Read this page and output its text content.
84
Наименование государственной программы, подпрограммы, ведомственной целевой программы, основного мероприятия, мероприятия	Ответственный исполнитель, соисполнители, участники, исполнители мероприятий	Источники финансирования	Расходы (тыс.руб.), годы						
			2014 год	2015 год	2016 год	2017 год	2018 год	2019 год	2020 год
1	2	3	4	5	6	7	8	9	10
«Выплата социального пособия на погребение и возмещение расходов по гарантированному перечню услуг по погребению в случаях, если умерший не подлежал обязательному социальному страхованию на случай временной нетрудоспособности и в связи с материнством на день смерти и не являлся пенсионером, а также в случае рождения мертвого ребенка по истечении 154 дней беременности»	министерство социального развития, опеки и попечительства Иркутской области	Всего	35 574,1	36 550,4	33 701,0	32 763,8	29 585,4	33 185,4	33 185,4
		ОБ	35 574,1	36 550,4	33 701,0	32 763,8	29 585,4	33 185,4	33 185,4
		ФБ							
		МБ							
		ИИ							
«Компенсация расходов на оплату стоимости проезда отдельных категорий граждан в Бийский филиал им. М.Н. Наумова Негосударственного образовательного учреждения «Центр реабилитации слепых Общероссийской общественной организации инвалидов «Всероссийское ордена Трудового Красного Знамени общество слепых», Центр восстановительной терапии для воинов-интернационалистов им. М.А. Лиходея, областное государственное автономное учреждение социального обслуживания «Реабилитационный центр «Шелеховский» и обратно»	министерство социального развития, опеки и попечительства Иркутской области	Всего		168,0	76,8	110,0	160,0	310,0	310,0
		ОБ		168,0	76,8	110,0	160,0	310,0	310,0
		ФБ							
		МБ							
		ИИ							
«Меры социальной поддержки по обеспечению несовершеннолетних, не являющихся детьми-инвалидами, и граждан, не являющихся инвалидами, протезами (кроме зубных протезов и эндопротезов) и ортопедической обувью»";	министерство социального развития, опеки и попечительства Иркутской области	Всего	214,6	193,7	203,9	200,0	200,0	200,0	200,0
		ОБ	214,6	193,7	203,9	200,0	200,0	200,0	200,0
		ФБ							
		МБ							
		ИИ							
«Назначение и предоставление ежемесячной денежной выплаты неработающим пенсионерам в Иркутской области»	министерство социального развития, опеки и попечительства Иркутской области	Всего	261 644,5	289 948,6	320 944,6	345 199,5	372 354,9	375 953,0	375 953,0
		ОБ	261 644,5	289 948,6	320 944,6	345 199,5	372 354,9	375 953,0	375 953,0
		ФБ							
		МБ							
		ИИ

* **Exercise brief**: Give the complete listing a second time, exactly as it reads.

* **Solution for this exercise**:
Read this page and output its text content.
84
Наименование государственной программы, подпрограммы, ведомственной целевой программы, основного мероприятия, мероприятия	Ответственный исполнитель, соисполнители, участники, исполнители мероприятий	Источники финансирования	Расходы (тыс.руб.), годы						
			2014 год	2015 год	2016 год	2017 год	2018 год	2019 год	2020 год
1	2	3	4	5	6	7	8	9	10
«Выплата социального пособия на погребение и возмещение расходов по гарантированному перечню услуг по погребению в случаях, если умерший не подлежал обязательному социальному страхованию на случай временной нетрудоспособности и в связи с материнством на день смерти и не являлся пенсионером, а также в случае рождения мертвого ребенка по истечении 154 дней беременности»	министерство социального развития, опеки и попечительства Иркутской области	Всего	35 574,1	36 550,4	33 701,0	32 763,8	29 585,4	33 185,4	33 185,4
		ОБ	35 574,1	36 550,4	33 701,0	32 763,8	29 585,4	33 185,4	33 185,4
		ФБ							
		МБ							
		ИИ							
«Компенсация расходов на оплату стоимости проезда отдельных категорий граждан в Бийский филиал им. М.Н. Наумова Негосударственного образовательного учреждения «Центр реабилитации слепых Общероссийской общественной организации инвалидов «Всероссийское ордена Трудового Красного Знамени общество слепых», Центр восстановительной терапии для воинов-интернационалистов им. М.А. Лиходея, областное государственное автономное учреждение социального обслуживания «Реабилитационный центр «Шелеховский» и обратно»	министерство социального развития, опеки и попечительства Иркутской области	Всего		168,0	76,8	110,0	160,0	310,0	310,0
		ОБ		168,0	76,8	110,0	160,0	310,0	310,0
		ФБ							
		МБ							
		ИИ							
«Меры социальной поддержки по обеспечению несовершеннолетних, не являющихся детьми-инвалидами, и граждан, не являющихся инвалидами, протезами (кроме зубных протезов и эндопротезов) и ортопедической обувью»";	министерство социального развития, опеки и попечительства Иркутской области	Всего	214,6	193,7	203,9	200,0	200,0	200,0	200,0
		ОБ	214,6	193,7	203,9	200,0	200,0	200,0	200,0
		ФБ							
		МБ							
		ИИ							
«Назначение и предоставление ежемесячной денежной выплаты неработающим пенсионерам в Иркутской области»	министерство социального развития, опеки и попечительства Иркутской области	Всего	261 644,5	289 948,6	320 944,6	345 199,5	372 354,9	375 953,0	375 953,0
		ОБ	261 644,5	289 948,6	320 944,6	345 199,5	372 354,9	375 953,0	375 953,0
		ФБ							
		МБ							
		ИИ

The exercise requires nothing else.